▶ **Exercise prompt**: From the listing that follows, extract every line and set it down unaltered.

[Data items]
━━━━━━

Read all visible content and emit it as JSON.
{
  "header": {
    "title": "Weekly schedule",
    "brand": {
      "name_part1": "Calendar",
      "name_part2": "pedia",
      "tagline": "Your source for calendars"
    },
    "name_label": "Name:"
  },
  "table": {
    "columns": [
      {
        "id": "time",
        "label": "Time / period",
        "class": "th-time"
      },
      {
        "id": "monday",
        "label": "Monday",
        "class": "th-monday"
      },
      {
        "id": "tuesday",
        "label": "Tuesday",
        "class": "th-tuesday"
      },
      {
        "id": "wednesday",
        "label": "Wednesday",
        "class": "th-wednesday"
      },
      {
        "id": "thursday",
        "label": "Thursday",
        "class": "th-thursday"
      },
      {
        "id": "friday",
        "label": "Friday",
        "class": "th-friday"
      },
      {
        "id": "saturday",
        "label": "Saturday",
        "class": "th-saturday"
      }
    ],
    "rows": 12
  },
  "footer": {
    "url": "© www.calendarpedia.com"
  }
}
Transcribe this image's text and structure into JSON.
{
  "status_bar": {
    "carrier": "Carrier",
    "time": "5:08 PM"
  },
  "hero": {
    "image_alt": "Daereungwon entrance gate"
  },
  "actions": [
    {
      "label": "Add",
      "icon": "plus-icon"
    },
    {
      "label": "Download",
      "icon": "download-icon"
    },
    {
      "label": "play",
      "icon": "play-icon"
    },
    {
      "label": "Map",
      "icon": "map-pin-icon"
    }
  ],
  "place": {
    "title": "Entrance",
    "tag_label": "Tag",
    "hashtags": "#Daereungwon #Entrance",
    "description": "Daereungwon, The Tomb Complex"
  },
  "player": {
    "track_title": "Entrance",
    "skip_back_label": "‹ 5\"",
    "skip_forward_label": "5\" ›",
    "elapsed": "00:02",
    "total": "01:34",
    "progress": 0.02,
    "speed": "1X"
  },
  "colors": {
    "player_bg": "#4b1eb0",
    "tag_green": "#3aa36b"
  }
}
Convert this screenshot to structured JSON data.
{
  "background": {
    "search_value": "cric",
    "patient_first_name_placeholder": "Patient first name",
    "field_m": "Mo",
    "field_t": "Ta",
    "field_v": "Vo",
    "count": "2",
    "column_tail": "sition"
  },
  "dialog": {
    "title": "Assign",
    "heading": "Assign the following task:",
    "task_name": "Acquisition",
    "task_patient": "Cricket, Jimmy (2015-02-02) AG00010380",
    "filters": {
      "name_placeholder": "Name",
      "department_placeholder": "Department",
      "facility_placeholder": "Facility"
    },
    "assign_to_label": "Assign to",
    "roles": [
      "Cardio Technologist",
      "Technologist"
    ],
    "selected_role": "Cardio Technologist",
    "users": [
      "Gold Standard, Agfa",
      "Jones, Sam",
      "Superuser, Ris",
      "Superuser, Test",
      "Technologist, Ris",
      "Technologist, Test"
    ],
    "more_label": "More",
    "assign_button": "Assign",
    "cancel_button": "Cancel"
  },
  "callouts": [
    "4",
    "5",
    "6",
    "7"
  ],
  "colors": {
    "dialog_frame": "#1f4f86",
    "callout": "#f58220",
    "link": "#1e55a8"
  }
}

━━━━━━

▶ **Exercise result**:
Read all visible content and emit it as JSON.
{
  "header": {
    "title": "Weekly schedule",
    "brand": {
      "name_part1": "Calendar",
      "name_part2": "pedia",
      "tagline": "Your source for calendars"
    },
    "name_label": "Name:"
  },
  "table": {
    "columns": [
      {
        "id": "time",
        "label": "Time / period",
        "class": "th-time"
      },
      {
        "id": "monday",
        "label": "Monday",
        "class": "th-monday"
      },
      {
        "id": "tuesday",
        "label": "Tuesday",
        "class": "th-tuesday"
      },
      {
        "id": "wednesday",
        "label": "Wednesday",
        "class": "th-wednesday"
      },
      {
        "id": "thursday",
        "label": "Thursday",
        "class": "th-thursday"
      },
      {
        "id": "friday",
        "label": "Friday",
        "class": "th-friday"
      },
      {
        "id": "saturday",
        "label": "Saturday",
        "class": "th-saturday"
      }
    ],
    "rows": 12
  },
  "footer": {
    "url": "© www.calendarpedia.com"
  }
}
Transcribe this image's text and structure into JSON.
{
  "status_bar": {
    "carrier": "Carrier",
    "time": "5:08 PM"
  },
  "hero": {
    "image_alt": "Daereungwon entrance gate"
  },
  "actions": [
    {
      "label": "Add",
      "icon": "plus-icon"
    },
    {
      "label": "Download",
      "icon": "download-icon"
    },
    {
      "label": "play",
      "icon": "play-icon"
    },
    {
      "label": "Map",
      "icon": "map-pin-icon"
    }
  ],
  "place": {
    "title": "Entrance",
    "tag_label": "Tag",
    "hashtags": "#Daereungwon #Entrance",
    "description": "Daereungwon, The Tomb Complex"
  },
  "player": {
    "track_title": "Entrance",
    "skip_back_label": "‹ 5\"",
    "skip_forward_label": "5\" ›",
    "elapsed": "00:02",
    "total": "01:34",
    "progress": 0.02,
    "speed": "1X"
  },
  "colors": {
    "player_bg": "#4b1eb0",
    "tag_green": "#3aa36b"
  }
}
Convert this screenshot to structured JSON data.
{
  "background": {
    "search_value": "cric",
    "patient_first_name_placeholder": "Patient first name",
    "field_m": "Mo",
    "field_t": "Ta",
    "field_v": "Vo",
    "count": "2",
    "column_tail": "sition"
  },
  "dialog": {
    "title": "Assign",
    "heading": "Assign the following task:",
    "task_name": "Acquisition",
    "task_patient": "Cricket, Jimmy (2015-02-02) AG00010380",
    "filters": {
      "name_placeholder": "Name",
      "department_placeholder": "Department",
      "facility_placeholder": "Facility"
    },
    "assign_to_label": "Assign to",
    "roles": [
      "Cardio Technologist",
      "Technologist"
    ],
    "selected_role": "Cardio Technologist",
    "users": [
      "Gold Standard, Agfa",
      "Jones, Sam",
      "Superuser, Ris",
      "Superuser, Test",
      "Technologist, Ris",
      "Technologist, Test"
    ],
    "more_label": "More",
    "assign_button": "Assign",
    "cancel_button": "Cancel"
  },
  "callouts": [
    "4",
    "5",
    "6",
    "7"
  ],
  "colors": {
    "dialog_frame": "#1f4f86",
    "callout": "#f58220",
    "link": "#1e55a8"
  }
}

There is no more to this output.